REQUIRED TASK —
All entries must be extracted exactly, with nothing added or dropped.

RECORDS SHOWN —

┄┄┄┄┄┄

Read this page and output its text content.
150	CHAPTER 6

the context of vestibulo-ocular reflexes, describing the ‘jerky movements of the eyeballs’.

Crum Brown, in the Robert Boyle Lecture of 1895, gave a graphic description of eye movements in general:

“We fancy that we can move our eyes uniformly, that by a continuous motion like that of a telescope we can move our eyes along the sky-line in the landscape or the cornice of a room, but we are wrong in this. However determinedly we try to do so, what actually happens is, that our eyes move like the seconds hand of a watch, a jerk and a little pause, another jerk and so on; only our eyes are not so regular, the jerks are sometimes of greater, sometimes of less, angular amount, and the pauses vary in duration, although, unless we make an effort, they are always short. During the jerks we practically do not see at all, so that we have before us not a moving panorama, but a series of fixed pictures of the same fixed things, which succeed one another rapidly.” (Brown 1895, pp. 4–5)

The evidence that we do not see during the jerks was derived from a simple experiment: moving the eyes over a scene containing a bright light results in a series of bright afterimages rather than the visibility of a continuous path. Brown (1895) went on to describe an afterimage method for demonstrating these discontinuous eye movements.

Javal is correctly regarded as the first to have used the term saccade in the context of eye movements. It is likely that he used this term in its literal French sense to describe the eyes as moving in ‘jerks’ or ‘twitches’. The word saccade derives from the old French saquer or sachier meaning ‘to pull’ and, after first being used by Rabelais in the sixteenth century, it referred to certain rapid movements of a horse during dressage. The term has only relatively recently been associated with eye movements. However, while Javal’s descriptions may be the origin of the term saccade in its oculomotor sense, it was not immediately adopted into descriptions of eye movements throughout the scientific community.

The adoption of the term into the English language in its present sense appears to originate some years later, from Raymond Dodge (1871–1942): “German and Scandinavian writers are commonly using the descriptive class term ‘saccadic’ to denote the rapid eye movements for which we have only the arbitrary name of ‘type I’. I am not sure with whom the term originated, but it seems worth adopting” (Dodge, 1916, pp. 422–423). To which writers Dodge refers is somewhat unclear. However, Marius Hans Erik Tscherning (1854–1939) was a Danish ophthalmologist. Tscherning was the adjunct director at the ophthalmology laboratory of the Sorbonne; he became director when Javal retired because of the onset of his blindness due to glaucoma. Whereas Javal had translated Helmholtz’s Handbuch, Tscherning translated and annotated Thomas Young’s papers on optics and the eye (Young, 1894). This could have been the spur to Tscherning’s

┄┄┄┄┄┄

FINAL RESULT —
Read this page and output its text content.
150	CHAPTER 6

the context of vestibulo-ocular reflexes, describing the ‘jerky movements of the eyeballs’.

Crum Brown, in the Robert Boyle Lecture of 1895, gave a graphic description of eye movements in general:

“We fancy that we can move our eyes uniformly, that by a continuous motion like that of a telescope we can move our eyes along the sky-line in the landscape or the cornice of a room, but we are wrong in this. However determinedly we try to do so, what actually happens is, that our eyes move like the seconds hand of a watch, a jerk and a little pause, another jerk and so on; only our eyes are not so regular, the jerks are sometimes of greater, sometimes of less, angular amount, and the pauses vary in duration, although, unless we make an effort, they are always short. During the jerks we practically do not see at all, so that we have before us not a moving panorama, but a series of fixed pictures of the same fixed things, which succeed one another rapidly.” (Brown 1895, pp. 4–5)

The evidence that we do not see during the jerks was derived from a simple experiment: moving the eyes over a scene containing a bright light results in a series of bright afterimages rather than the visibility of a continuous path. Brown (1895) went on to describe an afterimage method for demonstrating these discontinuous eye movements.

Javal is correctly regarded as the first to have used the term saccade in the context of eye movements. It is likely that he used this term in its literal French sense to describe the eyes as moving in ‘jerks’ or ‘twitches’. The word saccade derives from the old French saquer or sachier meaning ‘to pull’ and, after first being used by Rabelais in the sixteenth century, it referred to certain rapid movements of a horse during dressage. The term has only relatively recently been associated with eye movements. However, while Javal’s descriptions may be the origin of the term saccade in its oculomotor sense, it was not immediately adopted into descriptions of eye movements throughout the scientific community.

The adoption of the term into the English language in its present sense appears to originate some years later, from Raymond Dodge (1871–1942): “German and Scandinavian writers are commonly using the descriptive class term ‘saccadic’ to denote the rapid eye movements for which we have only the arbitrary name of ‘type I’. I am not sure with whom the term originated, but it seems worth adopting” (Dodge, 1916, pp. 422–423). To which writers Dodge refers is somewhat unclear. However, Marius Hans Erik Tscherning (1854–1939) was a Danish ophthalmologist. Tscherning was the adjunct director at the ophthalmology laboratory of the Sorbonne; he became director when Javal retired because of the onset of his blindness due to glaucoma. Whereas Javal had translated Helmholtz’s Handbuch, Tscherning translated and annotated Thomas Young’s papers on optics and the eye (Young, 1894). This could have been the spur to Tscherning’s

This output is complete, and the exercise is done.